--- Begin ---

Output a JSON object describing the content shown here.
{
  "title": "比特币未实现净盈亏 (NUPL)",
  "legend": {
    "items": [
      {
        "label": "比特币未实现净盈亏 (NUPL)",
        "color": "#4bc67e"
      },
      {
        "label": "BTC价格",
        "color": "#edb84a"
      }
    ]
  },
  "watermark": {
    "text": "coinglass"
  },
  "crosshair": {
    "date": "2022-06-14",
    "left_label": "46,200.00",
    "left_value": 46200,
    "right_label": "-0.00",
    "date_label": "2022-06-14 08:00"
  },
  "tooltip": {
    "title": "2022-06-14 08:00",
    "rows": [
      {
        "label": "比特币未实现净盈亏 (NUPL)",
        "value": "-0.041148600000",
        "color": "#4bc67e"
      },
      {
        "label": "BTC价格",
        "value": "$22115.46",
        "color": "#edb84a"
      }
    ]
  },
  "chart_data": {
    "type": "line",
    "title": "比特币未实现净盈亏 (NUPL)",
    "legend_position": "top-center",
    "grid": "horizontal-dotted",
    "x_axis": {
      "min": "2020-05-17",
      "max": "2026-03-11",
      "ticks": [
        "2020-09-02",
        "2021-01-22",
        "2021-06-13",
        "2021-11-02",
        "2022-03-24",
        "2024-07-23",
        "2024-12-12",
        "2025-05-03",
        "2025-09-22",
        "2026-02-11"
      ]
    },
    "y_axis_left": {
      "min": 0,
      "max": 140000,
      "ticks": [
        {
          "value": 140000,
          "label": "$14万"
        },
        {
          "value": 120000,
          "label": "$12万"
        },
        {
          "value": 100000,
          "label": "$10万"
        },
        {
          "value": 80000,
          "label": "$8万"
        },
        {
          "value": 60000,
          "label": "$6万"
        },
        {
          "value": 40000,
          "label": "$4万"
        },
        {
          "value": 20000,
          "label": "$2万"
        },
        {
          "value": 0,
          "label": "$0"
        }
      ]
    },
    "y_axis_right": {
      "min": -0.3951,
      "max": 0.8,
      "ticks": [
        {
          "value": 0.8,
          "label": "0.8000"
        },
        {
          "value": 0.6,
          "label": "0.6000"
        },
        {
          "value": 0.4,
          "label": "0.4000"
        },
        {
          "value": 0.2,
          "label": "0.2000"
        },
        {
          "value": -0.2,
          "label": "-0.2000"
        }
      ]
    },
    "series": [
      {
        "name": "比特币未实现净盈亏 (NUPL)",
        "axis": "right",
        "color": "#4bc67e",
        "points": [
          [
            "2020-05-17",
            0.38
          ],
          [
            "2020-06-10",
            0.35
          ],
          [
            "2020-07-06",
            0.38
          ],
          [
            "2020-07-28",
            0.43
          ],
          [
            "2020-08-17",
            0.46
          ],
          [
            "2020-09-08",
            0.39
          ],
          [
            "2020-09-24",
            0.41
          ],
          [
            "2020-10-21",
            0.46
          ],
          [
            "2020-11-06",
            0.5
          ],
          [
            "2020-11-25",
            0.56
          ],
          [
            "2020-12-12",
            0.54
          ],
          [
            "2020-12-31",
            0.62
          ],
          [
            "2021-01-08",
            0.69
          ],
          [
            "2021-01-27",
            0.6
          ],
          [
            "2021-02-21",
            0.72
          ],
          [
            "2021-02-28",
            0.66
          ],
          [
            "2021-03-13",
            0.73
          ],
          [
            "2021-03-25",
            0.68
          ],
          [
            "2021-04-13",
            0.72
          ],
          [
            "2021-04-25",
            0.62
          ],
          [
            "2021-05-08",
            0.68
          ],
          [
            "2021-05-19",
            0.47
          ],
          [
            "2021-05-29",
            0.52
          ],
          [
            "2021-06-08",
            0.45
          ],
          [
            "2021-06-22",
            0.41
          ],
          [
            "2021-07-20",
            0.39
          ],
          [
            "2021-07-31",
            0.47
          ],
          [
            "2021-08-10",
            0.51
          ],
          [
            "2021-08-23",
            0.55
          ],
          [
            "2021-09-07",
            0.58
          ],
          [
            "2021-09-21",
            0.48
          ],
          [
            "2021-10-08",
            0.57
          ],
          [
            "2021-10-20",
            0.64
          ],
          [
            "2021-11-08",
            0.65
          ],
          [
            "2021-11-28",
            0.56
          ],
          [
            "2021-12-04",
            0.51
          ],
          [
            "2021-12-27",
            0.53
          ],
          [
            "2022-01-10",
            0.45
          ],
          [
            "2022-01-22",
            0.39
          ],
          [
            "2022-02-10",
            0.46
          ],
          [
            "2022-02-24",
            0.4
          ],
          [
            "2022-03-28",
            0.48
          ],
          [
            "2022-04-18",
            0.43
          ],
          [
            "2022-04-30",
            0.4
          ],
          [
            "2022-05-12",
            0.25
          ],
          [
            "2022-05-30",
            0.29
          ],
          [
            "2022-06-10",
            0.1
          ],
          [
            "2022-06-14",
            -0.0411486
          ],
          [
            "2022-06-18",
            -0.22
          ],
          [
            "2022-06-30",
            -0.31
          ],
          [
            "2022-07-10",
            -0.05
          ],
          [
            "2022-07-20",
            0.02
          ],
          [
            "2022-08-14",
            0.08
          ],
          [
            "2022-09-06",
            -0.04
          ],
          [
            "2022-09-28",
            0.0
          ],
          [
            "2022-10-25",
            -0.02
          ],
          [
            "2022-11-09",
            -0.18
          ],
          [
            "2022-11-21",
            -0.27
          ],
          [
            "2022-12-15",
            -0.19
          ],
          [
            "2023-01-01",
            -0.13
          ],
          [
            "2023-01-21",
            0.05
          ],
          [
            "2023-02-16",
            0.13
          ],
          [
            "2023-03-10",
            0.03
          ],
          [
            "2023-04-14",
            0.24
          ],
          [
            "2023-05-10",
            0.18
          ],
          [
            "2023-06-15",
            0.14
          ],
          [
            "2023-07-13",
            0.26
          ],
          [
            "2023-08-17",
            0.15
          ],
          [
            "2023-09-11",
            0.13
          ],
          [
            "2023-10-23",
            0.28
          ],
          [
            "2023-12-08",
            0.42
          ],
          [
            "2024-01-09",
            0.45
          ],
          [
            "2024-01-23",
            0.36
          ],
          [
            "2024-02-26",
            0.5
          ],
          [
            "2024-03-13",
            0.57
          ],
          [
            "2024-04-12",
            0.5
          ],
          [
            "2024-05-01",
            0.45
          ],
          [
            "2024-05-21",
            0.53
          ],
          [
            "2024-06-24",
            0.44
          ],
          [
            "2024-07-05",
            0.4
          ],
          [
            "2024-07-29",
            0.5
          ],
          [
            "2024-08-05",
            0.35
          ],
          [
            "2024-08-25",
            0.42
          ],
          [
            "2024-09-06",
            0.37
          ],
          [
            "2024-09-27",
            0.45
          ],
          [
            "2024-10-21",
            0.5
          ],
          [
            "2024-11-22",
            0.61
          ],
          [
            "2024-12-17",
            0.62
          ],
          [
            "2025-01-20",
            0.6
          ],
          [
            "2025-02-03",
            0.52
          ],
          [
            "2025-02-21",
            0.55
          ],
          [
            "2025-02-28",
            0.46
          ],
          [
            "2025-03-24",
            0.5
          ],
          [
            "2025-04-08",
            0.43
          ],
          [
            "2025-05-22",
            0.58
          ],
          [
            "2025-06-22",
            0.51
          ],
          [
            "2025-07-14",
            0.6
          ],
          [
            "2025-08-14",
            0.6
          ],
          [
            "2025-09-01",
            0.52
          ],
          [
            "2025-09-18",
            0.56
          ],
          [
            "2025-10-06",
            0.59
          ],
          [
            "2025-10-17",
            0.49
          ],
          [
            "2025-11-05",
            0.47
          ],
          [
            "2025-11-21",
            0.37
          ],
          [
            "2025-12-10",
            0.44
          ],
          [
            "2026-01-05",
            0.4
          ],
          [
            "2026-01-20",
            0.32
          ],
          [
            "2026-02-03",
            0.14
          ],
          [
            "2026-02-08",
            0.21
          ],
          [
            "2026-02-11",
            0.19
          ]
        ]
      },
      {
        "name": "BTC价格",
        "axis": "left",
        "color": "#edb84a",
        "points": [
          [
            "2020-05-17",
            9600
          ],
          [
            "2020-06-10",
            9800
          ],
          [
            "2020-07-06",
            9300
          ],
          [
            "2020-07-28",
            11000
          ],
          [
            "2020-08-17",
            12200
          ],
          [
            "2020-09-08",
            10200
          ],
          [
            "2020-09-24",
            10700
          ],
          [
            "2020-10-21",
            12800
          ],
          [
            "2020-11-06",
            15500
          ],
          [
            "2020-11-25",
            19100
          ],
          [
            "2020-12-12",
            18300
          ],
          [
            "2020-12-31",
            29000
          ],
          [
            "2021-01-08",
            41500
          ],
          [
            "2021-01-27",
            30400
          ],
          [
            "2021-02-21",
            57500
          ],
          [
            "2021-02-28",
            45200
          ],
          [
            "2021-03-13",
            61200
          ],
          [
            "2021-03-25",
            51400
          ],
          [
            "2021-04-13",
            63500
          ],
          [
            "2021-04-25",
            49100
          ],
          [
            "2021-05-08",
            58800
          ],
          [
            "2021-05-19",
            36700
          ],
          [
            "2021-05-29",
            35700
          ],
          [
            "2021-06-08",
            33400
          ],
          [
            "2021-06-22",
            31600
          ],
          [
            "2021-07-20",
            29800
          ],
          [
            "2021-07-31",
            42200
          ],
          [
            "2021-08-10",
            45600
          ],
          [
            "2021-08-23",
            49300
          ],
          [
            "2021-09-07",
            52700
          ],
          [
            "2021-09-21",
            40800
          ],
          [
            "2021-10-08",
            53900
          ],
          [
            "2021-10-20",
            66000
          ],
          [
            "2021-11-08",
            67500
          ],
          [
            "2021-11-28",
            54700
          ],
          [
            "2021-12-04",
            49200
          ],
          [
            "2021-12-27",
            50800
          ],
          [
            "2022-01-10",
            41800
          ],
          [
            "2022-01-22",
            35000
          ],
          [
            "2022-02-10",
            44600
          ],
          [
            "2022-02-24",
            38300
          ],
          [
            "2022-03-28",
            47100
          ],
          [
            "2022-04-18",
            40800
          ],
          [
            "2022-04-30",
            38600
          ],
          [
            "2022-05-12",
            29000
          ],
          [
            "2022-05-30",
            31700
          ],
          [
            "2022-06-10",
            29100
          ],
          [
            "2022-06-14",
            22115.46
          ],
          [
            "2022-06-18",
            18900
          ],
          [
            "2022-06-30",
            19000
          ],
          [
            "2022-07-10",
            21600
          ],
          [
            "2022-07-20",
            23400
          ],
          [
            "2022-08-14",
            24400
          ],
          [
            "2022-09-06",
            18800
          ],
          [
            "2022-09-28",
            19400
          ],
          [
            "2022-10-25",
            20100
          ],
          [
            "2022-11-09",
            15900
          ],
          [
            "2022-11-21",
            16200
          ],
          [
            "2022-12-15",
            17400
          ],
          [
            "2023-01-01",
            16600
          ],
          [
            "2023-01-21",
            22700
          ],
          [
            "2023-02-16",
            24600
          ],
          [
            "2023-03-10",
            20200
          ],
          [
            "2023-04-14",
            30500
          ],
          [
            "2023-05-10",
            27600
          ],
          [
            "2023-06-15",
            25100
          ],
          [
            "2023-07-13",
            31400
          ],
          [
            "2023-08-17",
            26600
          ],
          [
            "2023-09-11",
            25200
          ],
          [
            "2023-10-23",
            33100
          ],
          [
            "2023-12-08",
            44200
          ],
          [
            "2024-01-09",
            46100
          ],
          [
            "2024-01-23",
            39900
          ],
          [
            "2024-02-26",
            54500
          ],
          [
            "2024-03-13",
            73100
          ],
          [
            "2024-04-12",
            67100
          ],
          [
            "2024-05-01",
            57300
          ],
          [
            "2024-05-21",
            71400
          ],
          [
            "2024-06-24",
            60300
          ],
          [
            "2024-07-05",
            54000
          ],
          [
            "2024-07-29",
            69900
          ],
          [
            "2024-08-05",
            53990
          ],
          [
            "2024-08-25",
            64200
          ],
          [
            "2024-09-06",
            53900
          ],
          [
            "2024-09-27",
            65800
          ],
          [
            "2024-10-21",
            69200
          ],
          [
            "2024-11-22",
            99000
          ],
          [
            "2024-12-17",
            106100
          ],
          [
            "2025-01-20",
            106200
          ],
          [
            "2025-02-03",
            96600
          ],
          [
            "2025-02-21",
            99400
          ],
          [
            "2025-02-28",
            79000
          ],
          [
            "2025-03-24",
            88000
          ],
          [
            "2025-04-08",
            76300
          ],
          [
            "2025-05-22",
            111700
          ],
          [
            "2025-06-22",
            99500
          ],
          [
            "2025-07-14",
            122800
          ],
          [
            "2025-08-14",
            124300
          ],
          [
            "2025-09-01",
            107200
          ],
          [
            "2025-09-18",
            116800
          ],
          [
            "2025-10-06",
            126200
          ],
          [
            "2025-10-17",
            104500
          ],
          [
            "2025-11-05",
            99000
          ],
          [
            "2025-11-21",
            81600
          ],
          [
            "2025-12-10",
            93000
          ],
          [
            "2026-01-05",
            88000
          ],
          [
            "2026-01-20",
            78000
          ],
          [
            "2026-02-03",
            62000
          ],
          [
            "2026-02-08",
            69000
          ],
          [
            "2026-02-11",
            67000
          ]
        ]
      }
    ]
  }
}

--- End ---

Copy all lines from the listing that contain "title".

Full output -
  "title": "比特币未实现净盈亏 (NUPL)",
    "title": "2022-06-14 08:00",
    "title": "比特币未实现净盈亏 (NUPL)",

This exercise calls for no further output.